* The input *
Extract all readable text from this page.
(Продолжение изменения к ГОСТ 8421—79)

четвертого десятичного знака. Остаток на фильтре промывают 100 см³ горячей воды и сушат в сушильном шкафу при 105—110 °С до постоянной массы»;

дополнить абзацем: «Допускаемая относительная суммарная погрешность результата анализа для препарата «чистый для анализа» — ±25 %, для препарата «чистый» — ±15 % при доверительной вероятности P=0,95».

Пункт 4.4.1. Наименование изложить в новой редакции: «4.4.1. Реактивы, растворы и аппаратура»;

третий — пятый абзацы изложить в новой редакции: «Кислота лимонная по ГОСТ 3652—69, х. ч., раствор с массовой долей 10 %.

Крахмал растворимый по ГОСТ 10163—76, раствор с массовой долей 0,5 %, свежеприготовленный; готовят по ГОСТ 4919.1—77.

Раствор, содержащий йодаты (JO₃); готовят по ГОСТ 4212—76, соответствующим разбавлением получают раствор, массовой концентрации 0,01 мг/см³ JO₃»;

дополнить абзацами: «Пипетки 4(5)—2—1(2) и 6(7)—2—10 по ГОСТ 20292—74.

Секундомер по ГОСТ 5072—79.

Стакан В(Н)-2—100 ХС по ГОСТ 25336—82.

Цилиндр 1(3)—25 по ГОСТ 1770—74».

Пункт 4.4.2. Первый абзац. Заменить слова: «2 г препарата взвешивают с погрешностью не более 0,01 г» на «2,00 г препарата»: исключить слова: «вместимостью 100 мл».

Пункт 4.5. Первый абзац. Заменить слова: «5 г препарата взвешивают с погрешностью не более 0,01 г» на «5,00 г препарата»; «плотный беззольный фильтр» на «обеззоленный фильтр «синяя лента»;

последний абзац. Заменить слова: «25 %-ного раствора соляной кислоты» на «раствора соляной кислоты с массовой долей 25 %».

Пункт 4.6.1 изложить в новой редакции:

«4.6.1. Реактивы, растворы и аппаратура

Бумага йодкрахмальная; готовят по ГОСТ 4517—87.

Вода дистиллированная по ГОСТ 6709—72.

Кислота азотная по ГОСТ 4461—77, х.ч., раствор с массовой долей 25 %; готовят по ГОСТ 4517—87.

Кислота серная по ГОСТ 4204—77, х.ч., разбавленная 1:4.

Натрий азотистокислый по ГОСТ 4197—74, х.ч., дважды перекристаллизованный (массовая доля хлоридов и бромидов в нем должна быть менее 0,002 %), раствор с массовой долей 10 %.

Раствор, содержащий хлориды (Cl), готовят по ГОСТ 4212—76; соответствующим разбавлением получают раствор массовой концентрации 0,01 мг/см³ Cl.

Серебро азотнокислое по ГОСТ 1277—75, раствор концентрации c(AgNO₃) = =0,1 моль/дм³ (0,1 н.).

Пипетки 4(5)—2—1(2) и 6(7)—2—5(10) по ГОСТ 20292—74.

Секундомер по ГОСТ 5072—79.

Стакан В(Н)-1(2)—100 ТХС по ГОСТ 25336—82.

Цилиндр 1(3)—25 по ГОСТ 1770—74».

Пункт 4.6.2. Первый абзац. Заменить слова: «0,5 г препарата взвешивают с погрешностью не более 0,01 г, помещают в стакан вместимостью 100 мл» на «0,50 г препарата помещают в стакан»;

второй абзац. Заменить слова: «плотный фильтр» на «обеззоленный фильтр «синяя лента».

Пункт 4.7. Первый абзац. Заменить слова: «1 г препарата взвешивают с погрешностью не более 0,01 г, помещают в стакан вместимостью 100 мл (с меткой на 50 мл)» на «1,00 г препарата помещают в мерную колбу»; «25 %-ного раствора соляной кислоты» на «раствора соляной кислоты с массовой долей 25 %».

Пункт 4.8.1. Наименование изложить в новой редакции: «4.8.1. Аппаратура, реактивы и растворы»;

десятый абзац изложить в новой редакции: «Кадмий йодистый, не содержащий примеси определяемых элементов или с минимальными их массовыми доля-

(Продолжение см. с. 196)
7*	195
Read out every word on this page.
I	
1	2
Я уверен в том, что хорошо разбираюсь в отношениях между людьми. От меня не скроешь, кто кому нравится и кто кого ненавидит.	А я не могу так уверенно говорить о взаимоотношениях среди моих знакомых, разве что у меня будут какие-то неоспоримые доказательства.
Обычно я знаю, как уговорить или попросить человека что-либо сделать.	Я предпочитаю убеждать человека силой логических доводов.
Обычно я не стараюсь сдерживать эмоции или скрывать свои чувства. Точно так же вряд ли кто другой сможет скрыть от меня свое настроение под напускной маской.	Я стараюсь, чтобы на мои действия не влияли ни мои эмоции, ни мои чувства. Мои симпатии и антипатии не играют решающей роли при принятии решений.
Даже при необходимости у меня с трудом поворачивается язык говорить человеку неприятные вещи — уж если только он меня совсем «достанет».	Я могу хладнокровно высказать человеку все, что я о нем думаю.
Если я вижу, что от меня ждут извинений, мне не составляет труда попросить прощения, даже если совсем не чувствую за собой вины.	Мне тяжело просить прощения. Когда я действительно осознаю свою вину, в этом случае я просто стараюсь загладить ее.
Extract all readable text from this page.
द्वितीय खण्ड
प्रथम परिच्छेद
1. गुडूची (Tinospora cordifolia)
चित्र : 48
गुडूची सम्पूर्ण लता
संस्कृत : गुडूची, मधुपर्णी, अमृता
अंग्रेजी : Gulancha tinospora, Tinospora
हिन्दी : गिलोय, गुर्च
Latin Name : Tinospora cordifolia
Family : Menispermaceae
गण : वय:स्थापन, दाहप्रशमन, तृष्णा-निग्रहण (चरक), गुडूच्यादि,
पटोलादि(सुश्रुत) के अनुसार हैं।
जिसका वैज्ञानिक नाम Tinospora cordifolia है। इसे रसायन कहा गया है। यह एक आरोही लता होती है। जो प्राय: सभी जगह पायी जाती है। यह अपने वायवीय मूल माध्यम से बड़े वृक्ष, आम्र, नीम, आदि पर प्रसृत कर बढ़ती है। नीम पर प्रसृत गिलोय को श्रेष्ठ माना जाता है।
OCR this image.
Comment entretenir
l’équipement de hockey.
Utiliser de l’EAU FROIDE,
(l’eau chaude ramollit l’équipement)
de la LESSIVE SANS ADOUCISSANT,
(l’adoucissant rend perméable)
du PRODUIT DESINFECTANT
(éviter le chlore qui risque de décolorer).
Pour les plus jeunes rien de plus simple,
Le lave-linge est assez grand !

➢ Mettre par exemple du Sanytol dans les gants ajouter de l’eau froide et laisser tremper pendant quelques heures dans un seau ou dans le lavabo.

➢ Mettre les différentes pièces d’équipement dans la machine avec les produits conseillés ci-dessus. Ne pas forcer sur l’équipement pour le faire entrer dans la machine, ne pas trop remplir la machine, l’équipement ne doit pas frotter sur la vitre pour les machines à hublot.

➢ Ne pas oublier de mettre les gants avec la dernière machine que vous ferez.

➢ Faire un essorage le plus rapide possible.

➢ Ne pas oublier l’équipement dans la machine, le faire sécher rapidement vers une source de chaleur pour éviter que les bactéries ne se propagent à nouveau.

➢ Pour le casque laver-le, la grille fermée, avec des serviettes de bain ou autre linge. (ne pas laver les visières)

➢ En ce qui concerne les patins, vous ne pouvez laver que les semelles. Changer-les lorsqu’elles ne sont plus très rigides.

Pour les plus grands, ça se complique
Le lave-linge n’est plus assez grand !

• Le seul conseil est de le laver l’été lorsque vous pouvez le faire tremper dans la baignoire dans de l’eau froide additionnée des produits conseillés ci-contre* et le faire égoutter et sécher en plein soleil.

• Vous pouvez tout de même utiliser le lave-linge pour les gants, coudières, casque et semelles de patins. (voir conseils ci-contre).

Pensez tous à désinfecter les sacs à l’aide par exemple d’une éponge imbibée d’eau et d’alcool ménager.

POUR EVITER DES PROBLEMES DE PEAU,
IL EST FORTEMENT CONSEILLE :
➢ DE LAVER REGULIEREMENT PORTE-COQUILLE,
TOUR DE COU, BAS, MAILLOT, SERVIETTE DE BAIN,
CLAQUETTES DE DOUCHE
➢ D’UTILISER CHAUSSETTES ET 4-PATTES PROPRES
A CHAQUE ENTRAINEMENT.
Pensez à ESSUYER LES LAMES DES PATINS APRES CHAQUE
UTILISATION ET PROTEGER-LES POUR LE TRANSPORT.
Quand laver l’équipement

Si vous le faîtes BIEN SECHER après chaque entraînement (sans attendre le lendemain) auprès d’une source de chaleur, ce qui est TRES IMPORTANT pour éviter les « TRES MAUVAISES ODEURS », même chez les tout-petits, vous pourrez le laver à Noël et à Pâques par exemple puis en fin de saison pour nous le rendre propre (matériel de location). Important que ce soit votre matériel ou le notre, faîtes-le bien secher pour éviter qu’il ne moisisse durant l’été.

* Stated goal *
Scan the listing above for the word "Продолжение" and copy every line that holds it.

* Exercise result *
(Продолжение изменения к ГОСТ 8421—79)
(Продолжение см. с. 196)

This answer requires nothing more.